[What you will do]:
Find the word "menyn" in the data. Return every line where it appears.

[Document page records]:
┄┄┄┄┄┄┄┄┄┄

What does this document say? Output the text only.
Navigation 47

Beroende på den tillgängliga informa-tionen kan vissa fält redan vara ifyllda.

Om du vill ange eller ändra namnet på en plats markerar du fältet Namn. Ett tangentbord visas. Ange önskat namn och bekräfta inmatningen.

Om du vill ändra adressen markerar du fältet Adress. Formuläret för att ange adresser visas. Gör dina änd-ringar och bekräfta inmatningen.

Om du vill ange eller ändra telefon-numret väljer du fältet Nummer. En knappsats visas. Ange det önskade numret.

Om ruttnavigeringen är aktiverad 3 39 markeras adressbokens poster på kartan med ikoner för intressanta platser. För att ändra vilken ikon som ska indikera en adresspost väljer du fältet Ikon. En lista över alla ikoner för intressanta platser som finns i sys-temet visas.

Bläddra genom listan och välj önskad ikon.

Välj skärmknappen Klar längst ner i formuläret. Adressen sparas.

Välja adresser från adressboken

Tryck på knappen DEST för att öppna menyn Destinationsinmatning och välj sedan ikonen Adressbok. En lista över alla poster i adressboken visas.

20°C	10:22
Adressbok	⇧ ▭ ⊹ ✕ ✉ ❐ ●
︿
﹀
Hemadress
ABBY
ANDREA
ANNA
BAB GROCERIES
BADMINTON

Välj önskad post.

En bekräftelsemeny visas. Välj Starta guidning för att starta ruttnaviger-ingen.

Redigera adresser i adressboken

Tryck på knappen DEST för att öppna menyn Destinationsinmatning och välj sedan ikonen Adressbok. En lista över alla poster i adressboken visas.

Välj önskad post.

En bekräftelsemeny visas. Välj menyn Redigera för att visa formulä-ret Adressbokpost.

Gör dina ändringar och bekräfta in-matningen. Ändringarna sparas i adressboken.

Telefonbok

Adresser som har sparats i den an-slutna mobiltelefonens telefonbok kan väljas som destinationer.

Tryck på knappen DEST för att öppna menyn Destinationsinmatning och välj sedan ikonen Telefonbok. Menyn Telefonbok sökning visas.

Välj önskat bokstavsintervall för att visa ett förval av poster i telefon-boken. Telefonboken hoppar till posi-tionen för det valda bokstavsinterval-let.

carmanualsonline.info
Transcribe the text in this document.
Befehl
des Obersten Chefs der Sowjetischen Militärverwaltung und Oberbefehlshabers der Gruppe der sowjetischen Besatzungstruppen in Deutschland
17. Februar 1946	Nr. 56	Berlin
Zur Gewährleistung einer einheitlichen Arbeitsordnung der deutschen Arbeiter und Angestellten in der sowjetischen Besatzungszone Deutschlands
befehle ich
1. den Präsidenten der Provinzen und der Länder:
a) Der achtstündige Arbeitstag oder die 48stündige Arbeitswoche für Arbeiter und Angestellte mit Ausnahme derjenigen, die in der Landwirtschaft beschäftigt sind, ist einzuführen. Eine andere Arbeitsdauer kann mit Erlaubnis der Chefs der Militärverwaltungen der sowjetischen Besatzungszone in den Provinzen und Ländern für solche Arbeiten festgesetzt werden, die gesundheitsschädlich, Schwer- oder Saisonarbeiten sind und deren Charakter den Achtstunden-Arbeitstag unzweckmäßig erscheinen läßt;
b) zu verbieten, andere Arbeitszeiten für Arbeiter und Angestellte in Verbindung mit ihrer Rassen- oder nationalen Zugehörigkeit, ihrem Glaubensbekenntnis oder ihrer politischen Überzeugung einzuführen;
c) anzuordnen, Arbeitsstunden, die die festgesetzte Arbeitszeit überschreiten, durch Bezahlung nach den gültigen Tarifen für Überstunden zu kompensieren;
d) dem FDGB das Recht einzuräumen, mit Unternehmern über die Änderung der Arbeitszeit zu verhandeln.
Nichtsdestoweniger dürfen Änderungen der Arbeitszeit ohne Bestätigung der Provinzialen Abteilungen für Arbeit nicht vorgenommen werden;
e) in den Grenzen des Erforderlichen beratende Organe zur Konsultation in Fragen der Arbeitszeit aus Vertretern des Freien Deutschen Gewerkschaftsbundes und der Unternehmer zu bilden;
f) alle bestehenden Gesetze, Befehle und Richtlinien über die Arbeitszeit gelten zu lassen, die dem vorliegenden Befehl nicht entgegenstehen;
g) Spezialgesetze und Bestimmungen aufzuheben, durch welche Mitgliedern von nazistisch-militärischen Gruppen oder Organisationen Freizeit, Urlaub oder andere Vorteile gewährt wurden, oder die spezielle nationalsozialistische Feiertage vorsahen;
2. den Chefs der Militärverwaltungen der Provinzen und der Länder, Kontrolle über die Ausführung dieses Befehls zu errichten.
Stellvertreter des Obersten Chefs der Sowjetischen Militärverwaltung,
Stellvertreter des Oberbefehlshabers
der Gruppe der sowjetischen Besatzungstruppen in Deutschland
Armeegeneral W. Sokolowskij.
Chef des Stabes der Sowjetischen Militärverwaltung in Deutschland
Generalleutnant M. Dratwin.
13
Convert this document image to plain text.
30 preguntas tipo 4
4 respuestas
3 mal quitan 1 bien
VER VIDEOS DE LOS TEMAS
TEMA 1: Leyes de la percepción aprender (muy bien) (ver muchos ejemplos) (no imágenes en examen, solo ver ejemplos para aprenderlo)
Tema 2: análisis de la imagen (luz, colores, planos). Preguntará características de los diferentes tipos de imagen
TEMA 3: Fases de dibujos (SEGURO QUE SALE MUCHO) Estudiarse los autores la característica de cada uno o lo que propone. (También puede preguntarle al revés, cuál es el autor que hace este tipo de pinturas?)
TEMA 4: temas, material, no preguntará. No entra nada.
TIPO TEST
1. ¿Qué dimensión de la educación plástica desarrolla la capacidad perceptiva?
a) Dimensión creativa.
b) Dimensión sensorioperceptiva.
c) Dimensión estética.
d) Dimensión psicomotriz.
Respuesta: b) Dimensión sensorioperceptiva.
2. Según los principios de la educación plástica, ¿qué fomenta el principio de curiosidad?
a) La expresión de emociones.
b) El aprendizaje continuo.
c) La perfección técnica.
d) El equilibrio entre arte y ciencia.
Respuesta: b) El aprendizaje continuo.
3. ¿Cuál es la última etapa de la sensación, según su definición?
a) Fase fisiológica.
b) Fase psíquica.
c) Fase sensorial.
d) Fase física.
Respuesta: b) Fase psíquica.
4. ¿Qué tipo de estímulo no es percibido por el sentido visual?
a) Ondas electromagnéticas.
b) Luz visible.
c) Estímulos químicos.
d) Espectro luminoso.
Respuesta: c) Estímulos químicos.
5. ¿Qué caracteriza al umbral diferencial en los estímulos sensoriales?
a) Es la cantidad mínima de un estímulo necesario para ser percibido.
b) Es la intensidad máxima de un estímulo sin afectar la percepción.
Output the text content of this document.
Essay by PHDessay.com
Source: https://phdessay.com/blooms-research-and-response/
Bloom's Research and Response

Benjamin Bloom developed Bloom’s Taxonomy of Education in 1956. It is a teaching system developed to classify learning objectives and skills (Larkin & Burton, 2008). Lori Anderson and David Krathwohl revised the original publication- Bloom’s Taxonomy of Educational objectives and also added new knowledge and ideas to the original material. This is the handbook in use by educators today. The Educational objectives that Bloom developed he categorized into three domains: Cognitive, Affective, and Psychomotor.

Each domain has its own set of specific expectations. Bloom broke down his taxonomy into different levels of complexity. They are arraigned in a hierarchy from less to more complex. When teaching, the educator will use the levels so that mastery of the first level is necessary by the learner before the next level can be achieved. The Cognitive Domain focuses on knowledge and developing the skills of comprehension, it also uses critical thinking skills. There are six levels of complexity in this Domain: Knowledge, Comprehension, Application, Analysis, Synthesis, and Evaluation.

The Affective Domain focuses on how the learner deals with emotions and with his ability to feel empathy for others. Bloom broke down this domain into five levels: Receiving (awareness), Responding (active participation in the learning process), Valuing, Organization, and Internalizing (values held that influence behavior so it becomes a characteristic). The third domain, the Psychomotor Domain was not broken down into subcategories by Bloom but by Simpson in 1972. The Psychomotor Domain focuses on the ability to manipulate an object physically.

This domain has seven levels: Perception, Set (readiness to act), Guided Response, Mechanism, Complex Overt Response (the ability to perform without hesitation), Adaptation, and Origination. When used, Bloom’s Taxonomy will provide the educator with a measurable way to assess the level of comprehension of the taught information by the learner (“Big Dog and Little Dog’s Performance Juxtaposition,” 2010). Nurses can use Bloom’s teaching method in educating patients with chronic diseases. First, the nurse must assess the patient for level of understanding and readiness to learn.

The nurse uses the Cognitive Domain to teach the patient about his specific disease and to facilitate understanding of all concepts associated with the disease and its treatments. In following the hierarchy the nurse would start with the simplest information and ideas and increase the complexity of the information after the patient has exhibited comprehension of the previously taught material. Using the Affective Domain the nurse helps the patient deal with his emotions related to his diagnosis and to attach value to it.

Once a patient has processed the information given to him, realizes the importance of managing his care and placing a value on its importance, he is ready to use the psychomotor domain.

┄┄┄┄┄┄┄┄┄┄

[Problem solution]:
Tryck på knappen DEST för att öppna menyn Destinationsinmatning och välj sedan ikonen Adressbok. En lista över alla poster i adressboken visas.
Tryck på knappen DEST för att öppna menyn Destinationsinmatning och välj sedan ikonen Adressbok. En lista över alla poster i adressboken visas.
En bekräftelsemeny visas. Välj menyn Redigera för att visa formulä-ret Adressbokpost.
Tryck på knappen DEST för att öppna menyn Destinationsinmatning och välj sedan ikonen Telefonbok. Menyn Telefonbok sökning visas.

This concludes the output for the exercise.